PASSAGE:
══════════
Alternative expansion for the sine function

Question

Are there other polynomials expansions other than the Taylor/Maclaurin one? And other non-polynomial expansion? [for the $\sin(x)$ function]

Answer 1

Better than Taylor series, there are Pade approximants which, around a point $x=a$ approximate a function by $$f(x)=\frac{\sum_{i=0}^m a_i (x-a)^i}{1+\sum_{i=1}^n b_i (x-a)^i}$$ For example, for $\sin(x)$ around $x=0$, you would have

$$\sin(x)=\frac{x-\frac{7 }{60}x^3 } {1+\frac{1}{20}x^2 }\tag 1$$ $$\sin(x)=\frac{x-\frac{53 }{396}x^3+\frac{551 }{166320}x^5} {1+\frac{13 }{396}x^2+\frac{5 }{11088}x^4}\tag 2$$

If you plot them for $0 \leq x \leq \frac \pi 2$, you will not see almost any difference with $\sin(x)$. For example, using $(1)$, the maximum error is $0.0042271$ and using $(2)$, the maximum error is $0.0000030$.

Using them, you could have a good estimate of the first root of the equation $\sin(x)=k x$ with $(k <1)$ at the price of a linear or quadratic equation in $x^2$. For example, using $(1)$, the approximate solution would be $$x^2=\frac{60 (1-k)}{3 k+7}$$ Using $k=\frac 12$, this would give $x=2 \sqrt{\frac{15}{17}}\approx 1.87867$ while the exact solution would be $\approx 1.89549$. Using $(2)$, the approximate solution would be $\approx 1.89552$.

Edit

Even if the expression corresponds to polynomials, you can build quite accurate approximation (for $0\leq x \leq \pi$) such as $$\sin(x)=\sum_{i=1}^n a_i y^i\qquad \text{using} \qquad y=(\pi-x) x$$ (have a look here).

Using again PadeApproximants this would give for example $$\sin(x)=\frac{\frac{1}{\pi }y+\frac{\left(12-\pi ^2\right) }{\pi ^3 \left(\pi ^2-6\right)}y^2 } {1-\frac{2 \left(\pi ^2-9\right) }{\pi ^2 \left(\pi ^2-6\right)}y+\frac{\left(-36-6 \pi ^2+\pi ^4\right) }{6 \pi ^4 \left(\pi ^2-6\right)}y^2 }$$
══════════
PROVIDED MATERIAL:
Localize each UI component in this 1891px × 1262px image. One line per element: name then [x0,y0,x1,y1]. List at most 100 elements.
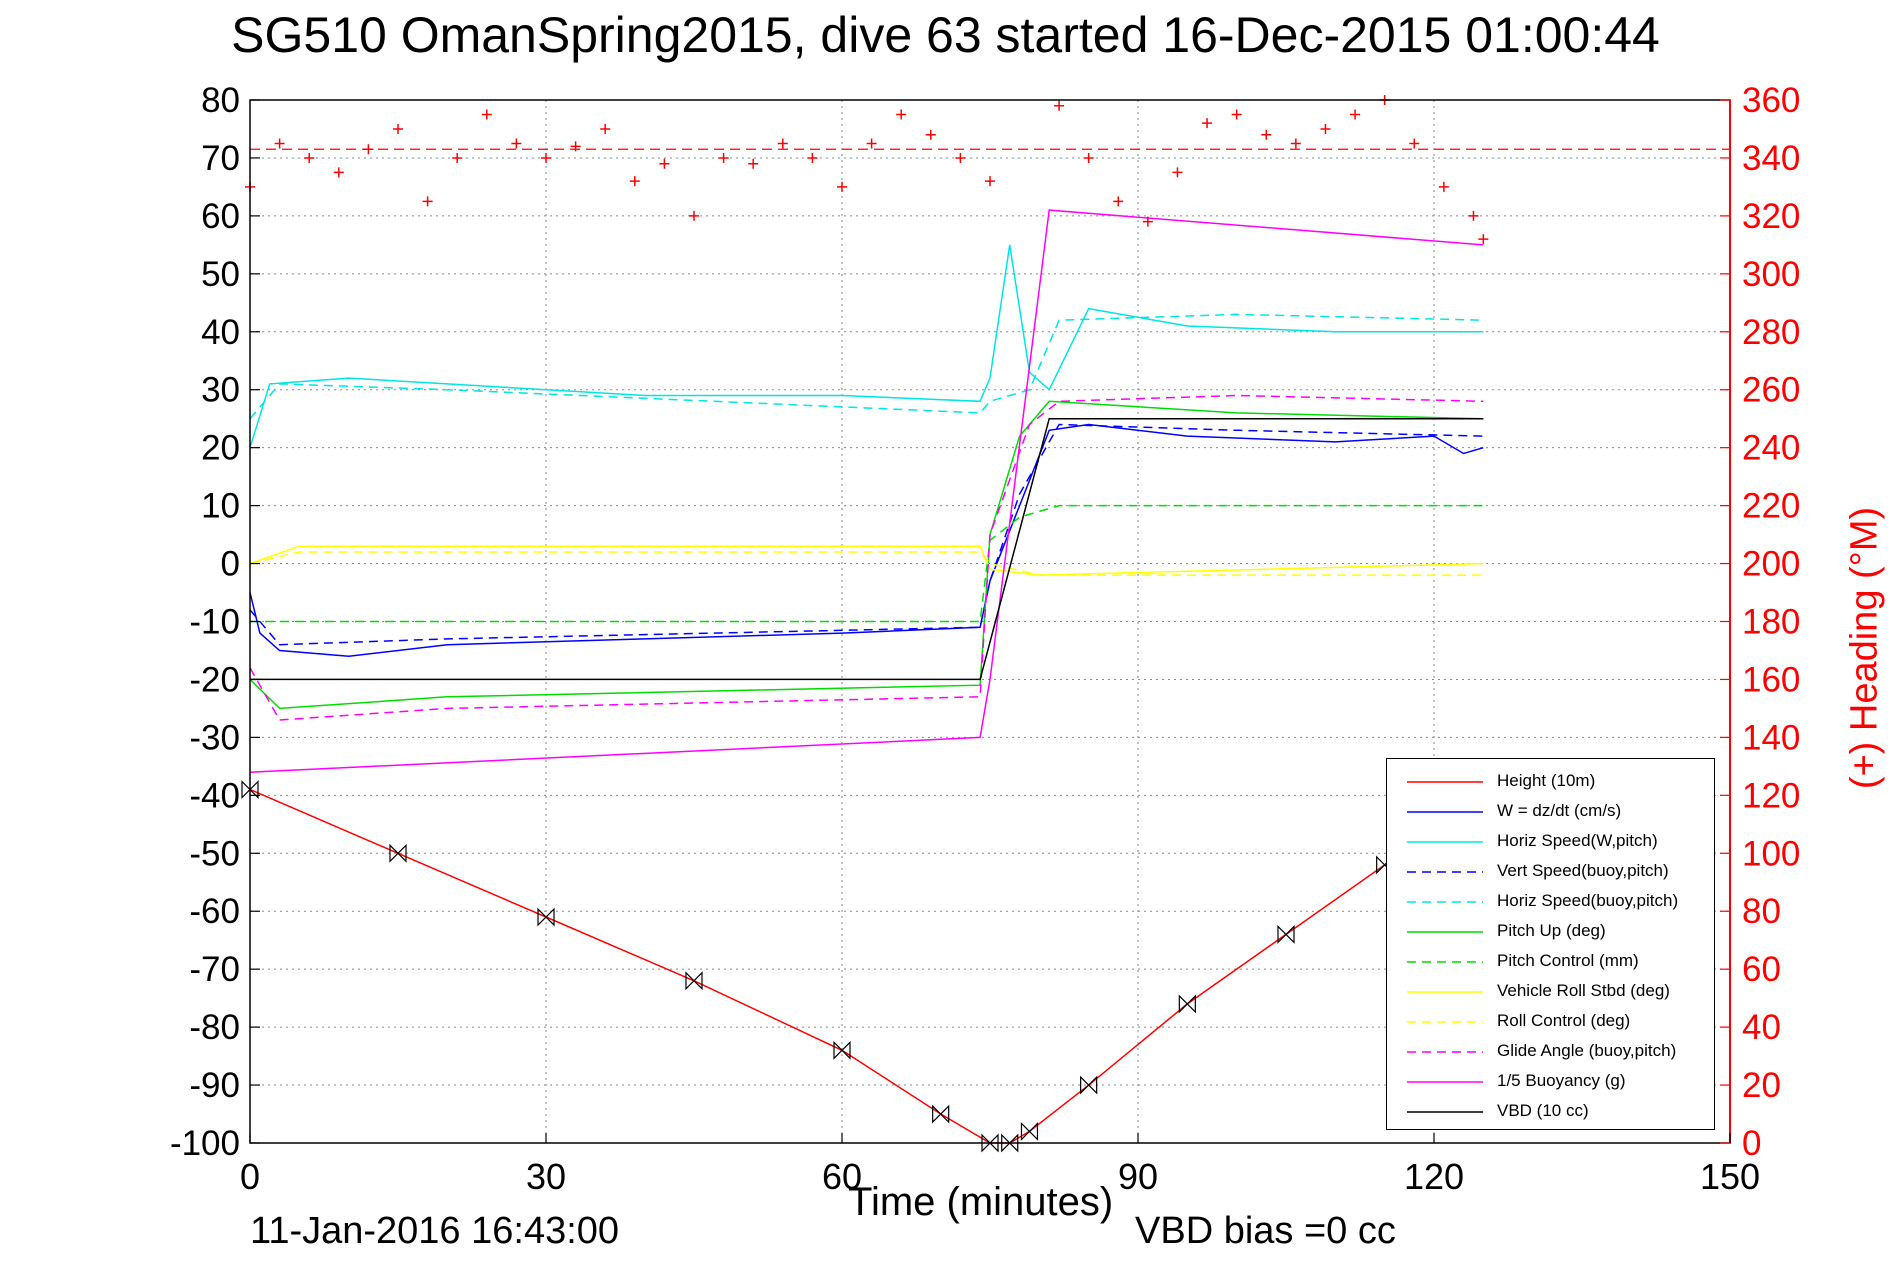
══════════
PROBLEMS AND TASKS:
A: From the thread, extract the passage starting with "Even if the" and going on through "a look here).".
B: Answer these questions about the thread:
(i) What maximum error does the thread give for approximation (1) when x runs from 0 to π/2?
(ii) For k = 1/2, what value does the thread give for the exact solution of sin(x) = kx?
(iii) Over what range of x is the polynomial approximation in y = (π − x)x meant to be accurate?
The data after the thread isn't needed.

SOLUTIONS BY TASK:
A:
Even if the expression corresponds to polynomials, you can build quite accurate approximation (for $0\leq x \leq \pi$) such as $$\sin(x)=\sum_{i=1}^n a_i y^i\qquad \text{using} \qquad y=(\pi-x) x$$ (have a look here).

B:
(i) 0.0042271
(ii) About 1.89549
(iii) From 0 to π (0 ≤ x ≤ π)